◆ The data
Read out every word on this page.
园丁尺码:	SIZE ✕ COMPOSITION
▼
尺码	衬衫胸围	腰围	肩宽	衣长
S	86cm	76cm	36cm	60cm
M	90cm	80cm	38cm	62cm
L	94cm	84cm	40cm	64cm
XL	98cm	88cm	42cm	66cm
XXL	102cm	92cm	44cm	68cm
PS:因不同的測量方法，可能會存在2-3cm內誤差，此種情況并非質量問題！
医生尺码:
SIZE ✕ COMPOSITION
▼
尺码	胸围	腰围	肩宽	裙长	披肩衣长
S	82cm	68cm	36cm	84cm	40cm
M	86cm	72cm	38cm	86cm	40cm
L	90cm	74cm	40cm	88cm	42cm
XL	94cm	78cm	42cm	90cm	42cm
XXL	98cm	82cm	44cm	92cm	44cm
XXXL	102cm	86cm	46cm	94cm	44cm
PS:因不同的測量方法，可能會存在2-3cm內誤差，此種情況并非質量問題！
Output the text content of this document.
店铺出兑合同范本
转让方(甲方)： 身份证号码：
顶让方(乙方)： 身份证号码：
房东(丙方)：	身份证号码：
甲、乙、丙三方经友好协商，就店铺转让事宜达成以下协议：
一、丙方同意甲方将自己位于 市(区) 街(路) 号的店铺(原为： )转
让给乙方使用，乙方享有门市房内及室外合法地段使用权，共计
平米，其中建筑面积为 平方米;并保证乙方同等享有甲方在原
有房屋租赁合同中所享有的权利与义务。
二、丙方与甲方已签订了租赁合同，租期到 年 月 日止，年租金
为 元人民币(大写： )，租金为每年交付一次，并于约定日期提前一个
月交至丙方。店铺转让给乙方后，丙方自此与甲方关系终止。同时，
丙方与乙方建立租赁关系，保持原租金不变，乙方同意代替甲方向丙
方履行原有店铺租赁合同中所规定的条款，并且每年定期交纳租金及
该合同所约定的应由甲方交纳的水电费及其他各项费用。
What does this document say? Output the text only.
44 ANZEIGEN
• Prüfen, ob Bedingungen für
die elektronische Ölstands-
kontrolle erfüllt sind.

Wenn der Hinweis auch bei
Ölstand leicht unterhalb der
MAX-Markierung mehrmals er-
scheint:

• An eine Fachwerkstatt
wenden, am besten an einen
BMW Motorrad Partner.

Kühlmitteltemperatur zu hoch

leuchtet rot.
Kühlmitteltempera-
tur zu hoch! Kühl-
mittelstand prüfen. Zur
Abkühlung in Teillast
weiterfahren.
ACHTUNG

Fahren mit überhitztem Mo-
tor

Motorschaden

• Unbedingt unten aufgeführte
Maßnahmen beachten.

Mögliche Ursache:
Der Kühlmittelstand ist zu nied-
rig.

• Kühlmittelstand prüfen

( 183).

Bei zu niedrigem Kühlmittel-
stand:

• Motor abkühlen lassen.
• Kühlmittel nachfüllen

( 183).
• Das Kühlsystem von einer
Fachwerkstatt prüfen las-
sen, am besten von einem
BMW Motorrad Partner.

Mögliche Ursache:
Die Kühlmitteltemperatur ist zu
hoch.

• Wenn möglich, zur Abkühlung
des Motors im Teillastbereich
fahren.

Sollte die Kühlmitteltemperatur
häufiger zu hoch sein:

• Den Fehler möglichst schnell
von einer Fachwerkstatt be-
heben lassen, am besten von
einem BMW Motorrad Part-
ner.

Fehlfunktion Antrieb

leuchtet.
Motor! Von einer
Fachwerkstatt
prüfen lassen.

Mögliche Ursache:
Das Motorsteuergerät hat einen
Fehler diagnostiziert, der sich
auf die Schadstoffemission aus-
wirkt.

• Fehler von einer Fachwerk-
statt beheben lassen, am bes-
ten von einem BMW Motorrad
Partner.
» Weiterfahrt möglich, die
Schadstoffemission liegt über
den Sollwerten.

◆ Given problem
Each line above must be printed exactly as it appears.

◆ The completed task
Read out every word on this page.
园丁尺码:	SIZE ✕ COMPOSITION
▼
尺码	衬衫胸围	腰围	肩宽	衣长
S	86cm	76cm	36cm	60cm
M	90cm	80cm	38cm	62cm
L	94cm	84cm	40cm	64cm
XL	98cm	88cm	42cm	66cm
XXL	102cm	92cm	44cm	68cm
PS:因不同的測量方法，可能會存在2-3cm內誤差，此種情況并非質量問題！
医生尺码:
SIZE ✕ COMPOSITION
▼
尺码	胸围	腰围	肩宽	裙长	披肩衣长
S	82cm	68cm	36cm	84cm	40cm
M	86cm	72cm	38cm	86cm	40cm
L	90cm	74cm	40cm	88cm	42cm
XL	94cm	78cm	42cm	90cm	42cm
XXL	98cm	82cm	44cm	92cm	44cm
XXXL	102cm	86cm	46cm	94cm	44cm
PS:因不同的測量方法，可能會存在2-3cm內誤差，此種情況并非質量問題！
Output the text content of this document.
店铺出兑合同范本
转让方(甲方)： 身份证号码：
顶让方(乙方)： 身份证号码：
房东(丙方)：	身份证号码：
甲、乙、丙三方经友好协商，就店铺转让事宜达成以下协议：
一、丙方同意甲方将自己位于 市(区) 街(路) 号的店铺(原为： )转
让给乙方使用，乙方享有门市房内及室外合法地段使用权，共计
平米，其中建筑面积为 平方米;并保证乙方同等享有甲方在原
有房屋租赁合同中所享有的权利与义务。
二、丙方与甲方已签订了租赁合同，租期到 年 月 日止，年租金
为 元人民币(大写： )，租金为每年交付一次，并于约定日期提前一个
月交至丙方。店铺转让给乙方后，丙方自此与甲方关系终止。同时，
丙方与乙方建立租赁关系，保持原租金不变，乙方同意代替甲方向丙
方履行原有店铺租赁合同中所规定的条款，并且每年定期交纳租金及
该合同所约定的应由甲方交纳的水电费及其他各项费用。
What does this document say? Output the text only.
44 ANZEIGEN
• Prüfen, ob Bedingungen für
die elektronische Ölstands-
kontrolle erfüllt sind.

Wenn der Hinweis auch bei
Ölstand leicht unterhalb der
MAX-Markierung mehrmals er-
scheint:

• An eine Fachwerkstatt
wenden, am besten an einen
BMW Motorrad Partner.

Kühlmitteltemperatur zu hoch

leuchtet rot.
Kühlmitteltempera-
tur zu hoch! Kühl-
mittelstand prüfen. Zur
Abkühlung in Teillast
weiterfahren.
ACHTUNG

Fahren mit überhitztem Mo-
tor

Motorschaden

• Unbedingt unten aufgeführte
Maßnahmen beachten.

Mögliche Ursache:
Der Kühlmittelstand ist zu nied-
rig.

• Kühlmittelstand prüfen

( 183).

Bei zu niedrigem Kühlmittel-
stand:

• Motor abkühlen lassen.
• Kühlmittel nachfüllen

( 183).
• Das Kühlsystem von einer
Fachwerkstatt prüfen las-
sen, am besten von einem
BMW Motorrad Partner.

Mögliche Ursache:
Die Kühlmitteltemperatur ist zu
hoch.

• Wenn möglich, zur Abkühlung
des Motors im Teillastbereich
fahren.

Sollte die Kühlmitteltemperatur
häufiger zu hoch sein:

• Den Fehler möglichst schnell
von einer Fachwerkstatt be-
heben lassen, am besten von
einem BMW Motorrad Part-
ner.

Fehlfunktion Antrieb

leuchtet.
Motor! Von einer
Fachwerkstatt
prüfen lassen.

Mögliche Ursache:
Das Motorsteuergerät hat einen
Fehler diagnostiziert, der sich
auf die Schadstoffemission aus-
wirkt.

• Fehler von einer Fachwerk-
statt beheben lassen, am bes-
ten von einem BMW Motorrad
Partner.
» Weiterfahrt möglich, die
Schadstoffemission liegt über
den Sollwerten.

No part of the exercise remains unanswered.